» YOUR TASK
Repeat the listing in full, preserving every character.

-- begin --

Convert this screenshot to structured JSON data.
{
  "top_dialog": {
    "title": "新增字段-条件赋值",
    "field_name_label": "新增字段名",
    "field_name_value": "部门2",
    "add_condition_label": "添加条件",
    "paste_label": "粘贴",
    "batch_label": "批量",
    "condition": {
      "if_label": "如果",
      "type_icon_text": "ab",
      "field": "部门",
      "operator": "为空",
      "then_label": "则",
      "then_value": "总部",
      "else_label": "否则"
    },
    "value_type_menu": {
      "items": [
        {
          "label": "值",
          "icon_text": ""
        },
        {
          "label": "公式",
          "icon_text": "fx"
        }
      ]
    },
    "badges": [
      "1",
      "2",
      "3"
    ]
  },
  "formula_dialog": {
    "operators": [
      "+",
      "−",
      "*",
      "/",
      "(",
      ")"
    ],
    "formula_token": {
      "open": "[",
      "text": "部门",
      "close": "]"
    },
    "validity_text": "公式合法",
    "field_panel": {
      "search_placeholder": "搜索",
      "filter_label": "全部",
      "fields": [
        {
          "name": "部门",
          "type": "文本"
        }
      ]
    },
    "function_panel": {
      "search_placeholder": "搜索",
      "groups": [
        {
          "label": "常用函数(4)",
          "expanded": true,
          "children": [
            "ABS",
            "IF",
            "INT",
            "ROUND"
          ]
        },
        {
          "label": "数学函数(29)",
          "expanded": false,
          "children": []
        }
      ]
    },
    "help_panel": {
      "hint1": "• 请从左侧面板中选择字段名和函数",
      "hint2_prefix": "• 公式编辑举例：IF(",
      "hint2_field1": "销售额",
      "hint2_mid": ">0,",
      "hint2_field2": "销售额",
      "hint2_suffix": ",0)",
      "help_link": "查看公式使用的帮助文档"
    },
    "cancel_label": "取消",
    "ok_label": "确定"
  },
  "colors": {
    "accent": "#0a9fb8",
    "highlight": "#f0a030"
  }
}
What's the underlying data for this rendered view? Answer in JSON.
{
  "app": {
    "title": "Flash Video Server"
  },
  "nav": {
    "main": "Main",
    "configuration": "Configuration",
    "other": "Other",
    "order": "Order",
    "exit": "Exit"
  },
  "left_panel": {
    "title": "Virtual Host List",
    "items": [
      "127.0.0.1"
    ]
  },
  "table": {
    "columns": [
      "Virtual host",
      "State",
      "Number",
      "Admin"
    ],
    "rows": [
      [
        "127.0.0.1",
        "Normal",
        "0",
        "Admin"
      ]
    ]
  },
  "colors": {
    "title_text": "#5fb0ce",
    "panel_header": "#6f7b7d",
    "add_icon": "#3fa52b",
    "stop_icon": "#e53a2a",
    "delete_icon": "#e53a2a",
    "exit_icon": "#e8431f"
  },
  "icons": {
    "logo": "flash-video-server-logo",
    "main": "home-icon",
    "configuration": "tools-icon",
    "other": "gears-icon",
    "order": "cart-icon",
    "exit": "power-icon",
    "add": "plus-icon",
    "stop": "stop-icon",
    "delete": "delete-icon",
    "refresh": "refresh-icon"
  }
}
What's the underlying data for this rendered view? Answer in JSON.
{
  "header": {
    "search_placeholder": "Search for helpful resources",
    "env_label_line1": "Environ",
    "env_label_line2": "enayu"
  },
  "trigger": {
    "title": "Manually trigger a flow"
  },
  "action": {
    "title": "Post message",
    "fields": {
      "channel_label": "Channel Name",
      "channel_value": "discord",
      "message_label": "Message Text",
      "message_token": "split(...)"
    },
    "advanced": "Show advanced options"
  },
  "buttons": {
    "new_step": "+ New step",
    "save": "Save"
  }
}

-- end --

» FINISHED TASK
Convert this screenshot to structured JSON data.
{
  "top_dialog": {
    "title": "新增字段-条件赋值",
    "field_name_label": "新增字段名",
    "field_name_value": "部门2",
    "add_condition_label": "添加条件",
    "paste_label": "粘贴",
    "batch_label": "批量",
    "condition": {
      "if_label": "如果",
      "type_icon_text": "ab",
      "field": "部门",
      "operator": "为空",
      "then_label": "则",
      "then_value": "总部",
      "else_label": "否则"
    },
    "value_type_menu": {
      "items": [
        {
          "label": "值",
          "icon_text": ""
        },
        {
          "label": "公式",
          "icon_text": "fx"
        }
      ]
    },
    "badges": [
      "1",
      "2",
      "3"
    ]
  },
  "formula_dialog": {
    "operators": [
      "+",
      "−",
      "*",
      "/",
      "(",
      ")"
    ],
    "formula_token": {
      "open": "[",
      "text": "部门",
      "close": "]"
    },
    "validity_text": "公式合法",
    "field_panel": {
      "search_placeholder": "搜索",
      "filter_label": "全部",
      "fields": [
        {
          "name": "部门",
          "type": "文本"
        }
      ]
    },
    "function_panel": {
      "search_placeholder": "搜索",
      "groups": [
        {
          "label": "常用函数(4)",
          "expanded": true,
          "children": [
            "ABS",
            "IF",
            "INT",
            "ROUND"
          ]
        },
        {
          "label": "数学函数(29)",
          "expanded": false,
          "children": []
        }
      ]
    },
    "help_panel": {
      "hint1": "• 请从左侧面板中选择字段名和函数",
      "hint2_prefix": "• 公式编辑举例：IF(",
      "hint2_field1": "销售额",
      "hint2_mid": ">0,",
      "hint2_field2": "销售额",
      "hint2_suffix": ",0)",
      "help_link": "查看公式使用的帮助文档"
    },
    "cancel_label": "取消",
    "ok_label": "确定"
  },
  "colors": {
    "accent": "#0a9fb8",
    "highlight": "#f0a030"
  }
}
What's the underlying data for this rendered view? Answer in JSON.
{
  "app": {
    "title": "Flash Video Server"
  },
  "nav": {
    "main": "Main",
    "configuration": "Configuration",
    "other": "Other",
    "order": "Order",
    "exit": "Exit"
  },
  "left_panel": {
    "title": "Virtual Host List",
    "items": [
      "127.0.0.1"
    ]
  },
  "table": {
    "columns": [
      "Virtual host",
      "State",
      "Number",
      "Admin"
    ],
    "rows": [
      [
        "127.0.0.1",
        "Normal",
        "0",
        "Admin"
      ]
    ]
  },
  "colors": {
    "title_text": "#5fb0ce",
    "panel_header": "#6f7b7d",
    "add_icon": "#3fa52b",
    "stop_icon": "#e53a2a",
    "delete_icon": "#e53a2a",
    "exit_icon": "#e8431f"
  },
  "icons": {
    "logo": "flash-video-server-logo",
    "main": "home-icon",
    "configuration": "tools-icon",
    "other": "gears-icon",
    "order": "cart-icon",
    "exit": "power-icon",
    "add": "plus-icon",
    "stop": "stop-icon",
    "delete": "delete-icon",
    "refresh": "refresh-icon"
  }
}
What's the underlying data for this rendered view? Answer in JSON.
{
  "header": {
    "search_placeholder": "Search for helpful resources",
    "env_label_line1": "Environ",
    "env_label_line2": "enayu"
  },
  "trigger": {
    "title": "Manually trigger a flow"
  },
  "action": {
    "title": "Post message",
    "fields": {
      "channel_label": "Channel Name",
      "channel_value": "discord",
      "message_label": "Message Text",
      "message_token": "split(...)"
    },
    "advanced": "Show advanced options"
  },
  "buttons": {
    "new_step": "+ New step",
    "save": "Save"
  }
}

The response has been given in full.